» Problem requirements
Collect all lines below with the string "bones".

──────────

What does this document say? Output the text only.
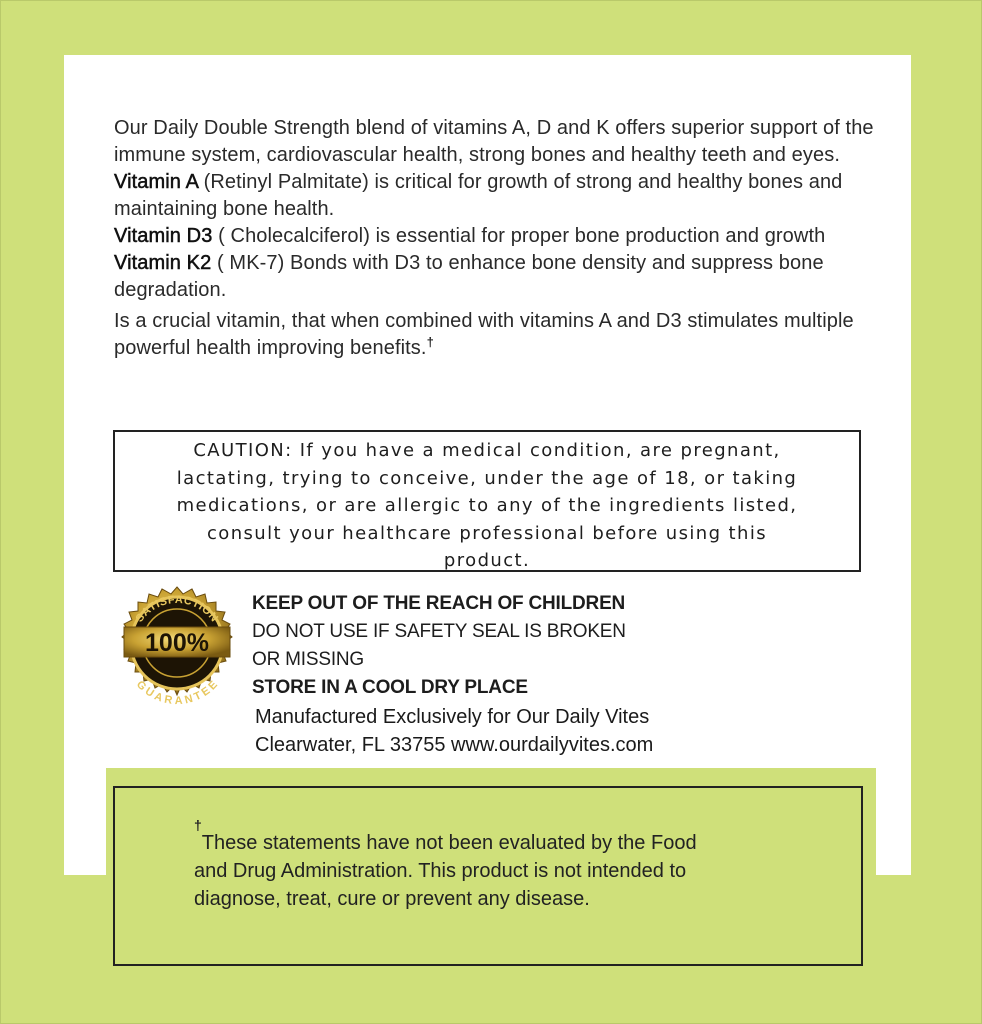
Our Daily Double Strength blend of vitamins A, D and K offers superior support of the immune system, cardiovascular health, strong bones and healthy teeth and eyes.

Vitamin A (Retinyl Palmitate) is critical for growth of strong and healthy bones and maintaining bone health.

Vitamin D3 ( Cholecalciferol) is essential for proper bone production and growth

Vitamin K2 ( MK-7) Bonds with D3 to enhance bone density and suppress bone degradation.

Is a crucial vitamin, that when combined with vitamins A and D3 stimulates multiple powerful health improving benefits.†

CAUTION: If you have a medical condition, are pregnant,
lactating, trying to conceive, under the age of 18, or taking
medications, or are allergic to any of the ingredients listed,
consult your healthcare professional before using this
product.
100%
SATISFACTION
GUARANTEE
KEEP OUT OF THE REACH OF CHILDREN
DO NOT USE IF SAFETY SEAL IS BROKEN
OR MISSING
STORE IN A COOL DRY PLACE
Manufactured Exclusively for Our Daily Vites
Clearwater, FL 33755 www.ourdailyvites.com
†These statements have not been evaluated by the Food
and Drug Administration. This product is not intended to
diagnose, treat, cure or prevent any disease.
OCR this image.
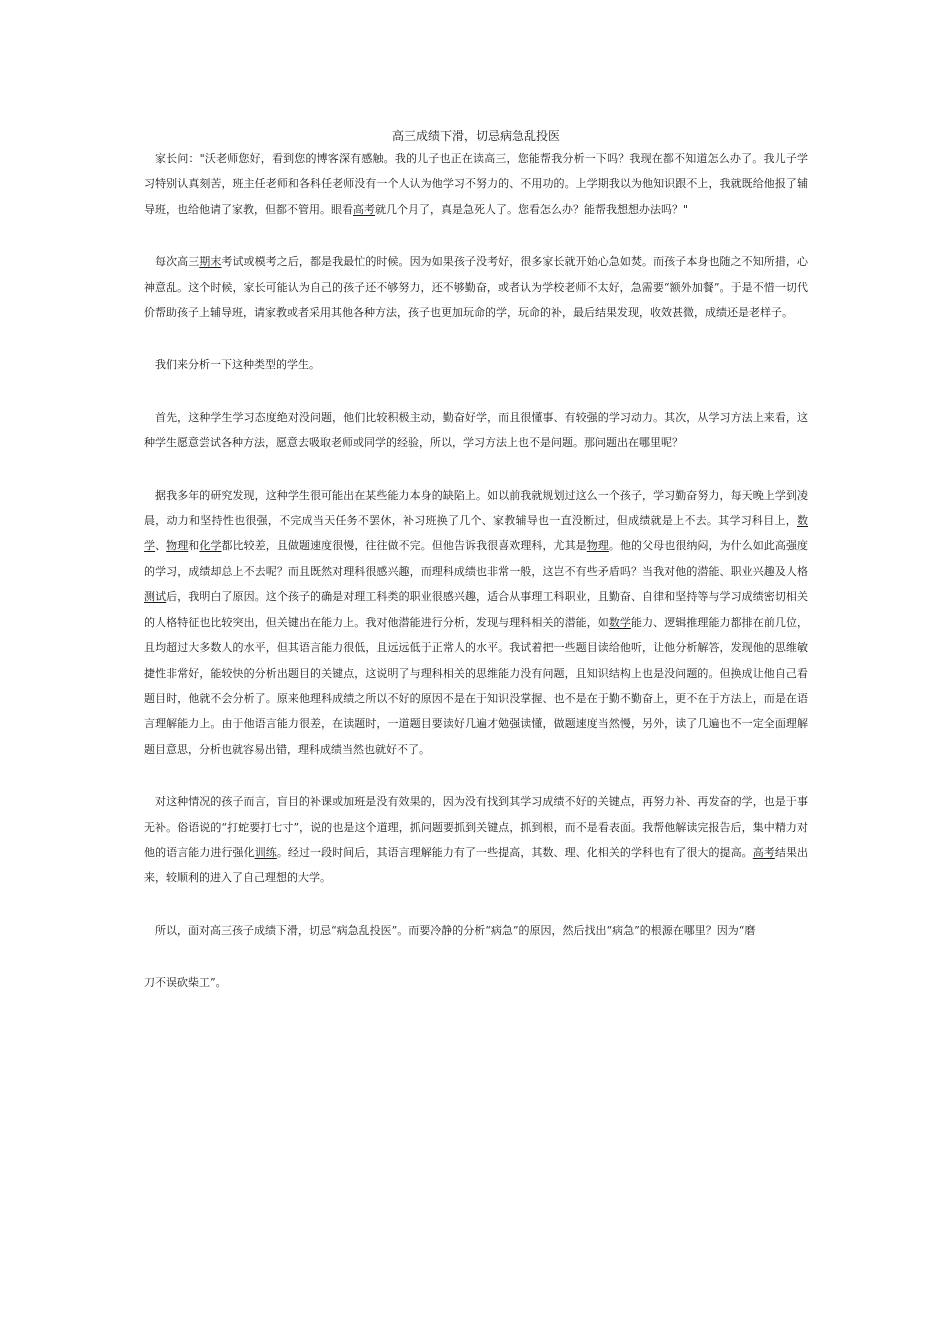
高三成绩下滑，切忌病急乱投医

家长问："沃老师您好，看到您的博客深有感触。我的儿子也正在读高三，您能帮我分析一下吗？我现在都不知道怎么办了。我儿子学习特别认真刻苦，班主任老师和各科任老师没有一个人认为他学习不努力的、不用功的。上学期我以为他知识跟不上，我就既给他报了辅导班，也给他请了家教，但都不管用。眼看高考就几个月了，真是急死人了。您看怎么办？能帮我想想办法吗？"

每次高三期末考试或模考之后，都是我最忙的时候。因为如果孩子没考好，很多家长就开始心急如焚。而孩子本身也随之不知所措，心神意乱。这个时候，家长可能认为自己的孩子还不够努力，还不够勤奋，或者认为学校老师不太好，急需要“额外加餐”。于是不惜一切代价帮助孩子上辅导班，请家教或者采用其他各种方法，孩子也更加玩命的学，玩命的补，最后结果发现，收效甚微，成绩还是老样子。

我们来分析一下这种类型的学生。

首先，这种学生学习态度绝对没问题，他们比较积极主动，勤奋好学，而且很懂事、有较强的学习动力。其次，从学习方法上来看，这种学生愿意尝试各种方法，愿意去吸取老师或同学的经验，所以，学习方法上也不是问题。那问题出在哪里呢？

据我多年的研究发现，这种学生很可能出在某些能力本身的缺陷上。如以前我就规划过这么一个孩子，学习勤奋努力，每天晚上学到凌晨，动力和坚持性也很强，不完成当天任务不罢休，补习班换了几个、家教辅导也一直没断过，但成绩就是上不去。其学习科目上，数学、物理和化学都比较差，且做题速度很慢，往往做不完。但他告诉我很喜欢理科，尤其是物理。他的父母也很纳闷，为什么如此高强度的学习，成绩却总上不去呢？而且既然对理科很感兴趣，而理科成绩也非常一般，这岂不有些矛盾吗？当我对他的潜能、职业兴趣及人格测试后，我明白了原因。这个孩子的确是对理工科类的职业很感兴趣，适合从事理工科职业，且勤奋、自律和坚持等与学习成绩密切相关的人格特征也比较突出，但关键出在能力上。我对他潜能进行分析，发现与理科相关的潜能，如数学能力、逻辑推理能力都排在前几位，且均超过大多数人的水平，但其语言能力很低，且远远低于正常人的水平。我试着把一些题目读给他听，让他分析解答，发现他的思维敏捷性非常好，能较快的分析出题目的关键点，这说明了与理科相关的思维能力没有问题，且知识结构上也是没问题的。但换成让他自己看题目时，他就不会分析了。原来他理科成绩之所以不好的原因不是在于知识没掌握、也不是在于勤不勤奋上，更不在于方法上，而是在语言理解能力上。由于他语言能力很差，在读题时，一道题目要读好几遍才勉强读懂，做题速度当然慢，另外，读了几遍也不一定全面理解题目意思，分析也就容易出错，理科成绩当然也就好不了。

对这种情况的孩子而言，盲目的补课或加班是没有效果的，因为没有找到其学习成绩不好的关键点，再努力补、再发奋的学，也是于事无补。俗语说的“打蛇要打七寸”，说的也是这个道理，抓问题要抓到关键点，抓到根，而不是看表面。我帮他解读完报告后，集中精力对他的语言能力进行强化训练。经过一段时间后，其语言理解能力有了一些提高，其数、理、化相关的学科也有了很大的提高。高考结果出来，较顺利的进入了自己理想的大学。

所以，面对高三孩子成绩下滑，切忌“病急乱投医”。而要冷静的分析“病急”的原因，然后找出“病急”的根源在哪里？因为“磨

刀不误砍柴工”。
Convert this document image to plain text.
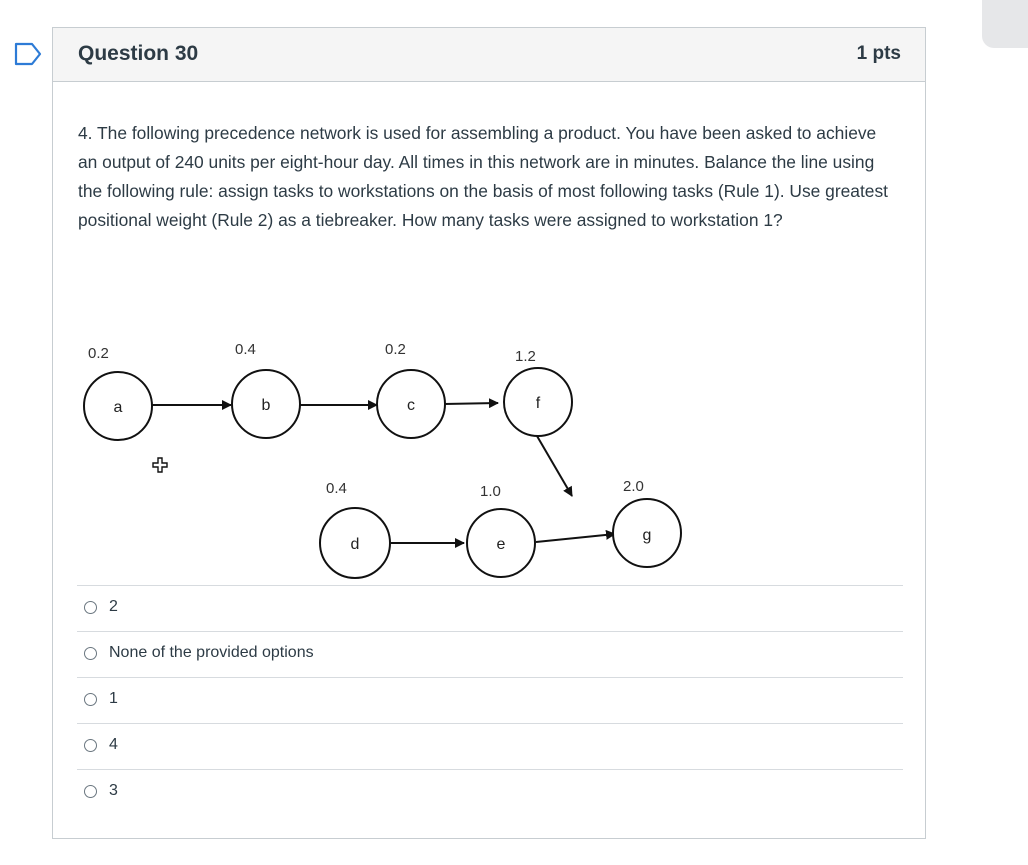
Question 30	1 pts
4. The following precedence network is used for assembling a product. You have been asked to achieve an output of 240 units per eight-hour day. All times in this network are in minutes. Balance the line using the following rule: assign tasks to workstations on the basis of most following tasks (Rule 1). Use greatest positional weight (Rule 2) as a tiebreaker. How many tasks were assigned to workstation 1?
a
0.2
b
0.4
c
0.2
f
1.2
d
0.4
e
1.0
g
2.0
2
None of the provided options
1
4
3
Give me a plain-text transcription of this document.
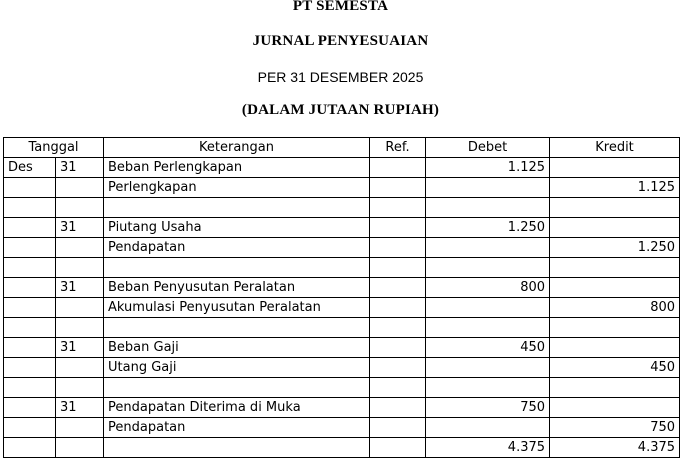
PT SEMESTA
JURNAL PENYESUAIAN
PER 31 DESEMBER 2025
(DALAM JUTAAN RUPIAH)
Tanggal		Keterangan	Ref.	Debet	Kredit
Des	31	Beban Perlengkapan		1.125	
		Perlengkapan			1.125

	31	Piutang Usaha		1.250	
		Pendapatan			1.250

	31	Beban Penyusutan Peralatan		800	
		Akumulasi Penyusutan Peralatan			800

	31	Beban Gaji		450	
		Utang Gaji			450

	31	Pendapatan Diterima di Muka		750	
		Pendapatan			750
				4.375	4.375
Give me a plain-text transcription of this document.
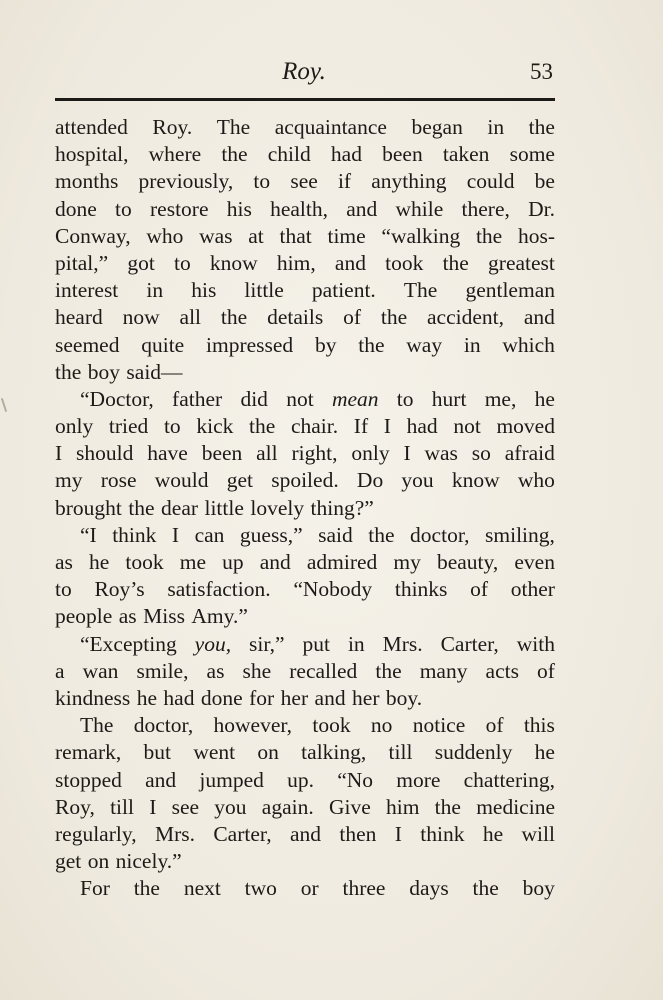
Roy.	53
attended Roy. The acquaintance began in the
hospital, where the child had been taken some
months previously, to see if anything could be
done to restore his health, and while there, Dr.
Conway, who was at that time “walking the hos-
pital,” got to know him, and took the greatest
interest in his little patient. The gentleman
heard now all the details of the accident, and
seemed quite impressed by the way in which
the boy said—
“Doctor, father did not mean to hurt me, he
only tried to kick the chair. If I had not moved
I should have been all right, only I was so afraid
my rose would get spoiled. Do you know who
brought the dear little lovely thing?”
“I think I can guess,” said the doctor, smiling,
as he took me up and admired my beauty, even
to Roy’s satisfaction. “Nobody thinks of other
people as Miss Amy.”
“Excepting you, sir,” put in Mrs. Carter, with
a wan smile, as she recalled the many acts of
kindness he had done for her and her boy.
The doctor, however, took no notice of this
remark, but went on talking, till suddenly he
stopped and jumped up. “No more chattering,
Roy, till I see you again. Give him the medicine
regularly, Mrs. Carter, and then I think he will
get on nicely.”
For the next two or three days the boy
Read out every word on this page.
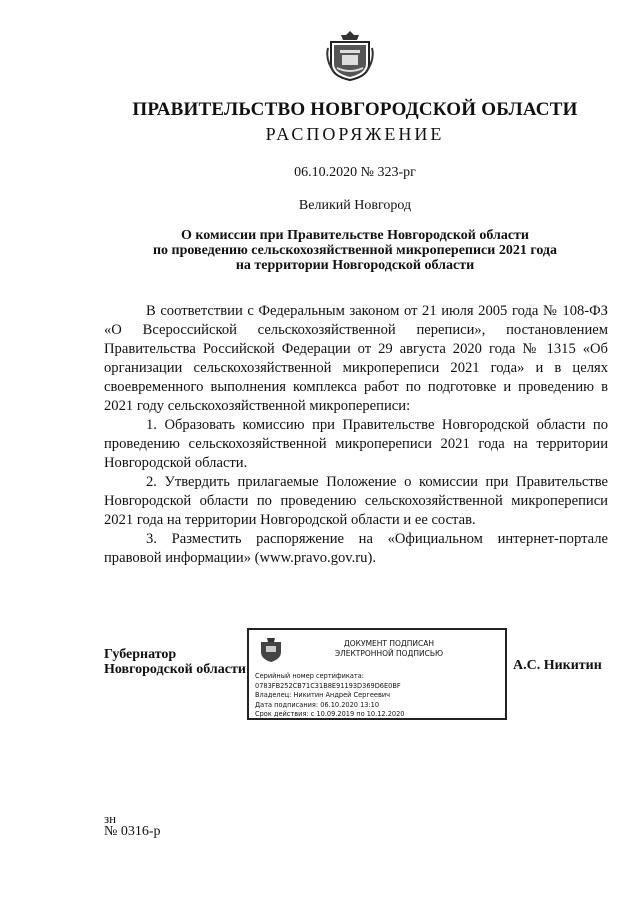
ПРАВИТЕЛЬСТВО НОВГОРОДСКОЙ ОБЛАСТИ
РАСПОРЯЖЕНИЕ
06.10.2020 № 323-рг
Великий Новгород
О комиссии при Правительстве Новгородской области
по проведению сельскохозяйственной микропереписи 2021 года
на территории Новгородской области

В соответствии с Федеральным законом от 21 июля 2005 года № 108-ФЗ «О Всероссийской сельскохозяйственной переписи», постановлением Правительства Российской Федерации от 29 августа 2020 года № 1315 «Об организации сельскохозяйственной микропереписи 2021 года» и в целях своевременного выполнения комплекса работ по подготовке и проведению в 2021 году сельскохозяйственной микропереписи:

1. Образовать комиссию при Правительстве Новгородской области по проведению сельскохозяйственной микропереписи 2021 года на территории Новгородской области.

2. Утвердить прилагаемые Положение о комиссии при Правительстве Новгородской области по проведению сельскохозяйственной микропереписи 2021 года на территории Новгородской области и ее состав.

3. Разместить распоряжение на «Официальном интернет-портале правовой информации» (www.pravo.gov.ru).

Губернатор
Новгородской области
ДОКУМЕНТ ПОДПИСАН
ЭЛЕКТРОННОЙ ПОДПИСЬЮ
Серийный номер сертификата:
0783FB252CB71C31B8E91193D369D6E0BF
Владелец: Никитин Андрей Сергеевич
Дата подписания: 06.10.2020 13:10
Срок действия: с 10.09.2019 по 10.12.2020
А.С. Никитин
зн
№ 0316-р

──────────

» Response below
Our Daily Double Strength blend of vitamins A, D and K offers superior support of the immune system, cardiovascular health, strong bones and healthy teeth and eyes.
Vitamin A (Retinyl Palmitate) is critical for growth of strong and healthy bones and maintaining bone health.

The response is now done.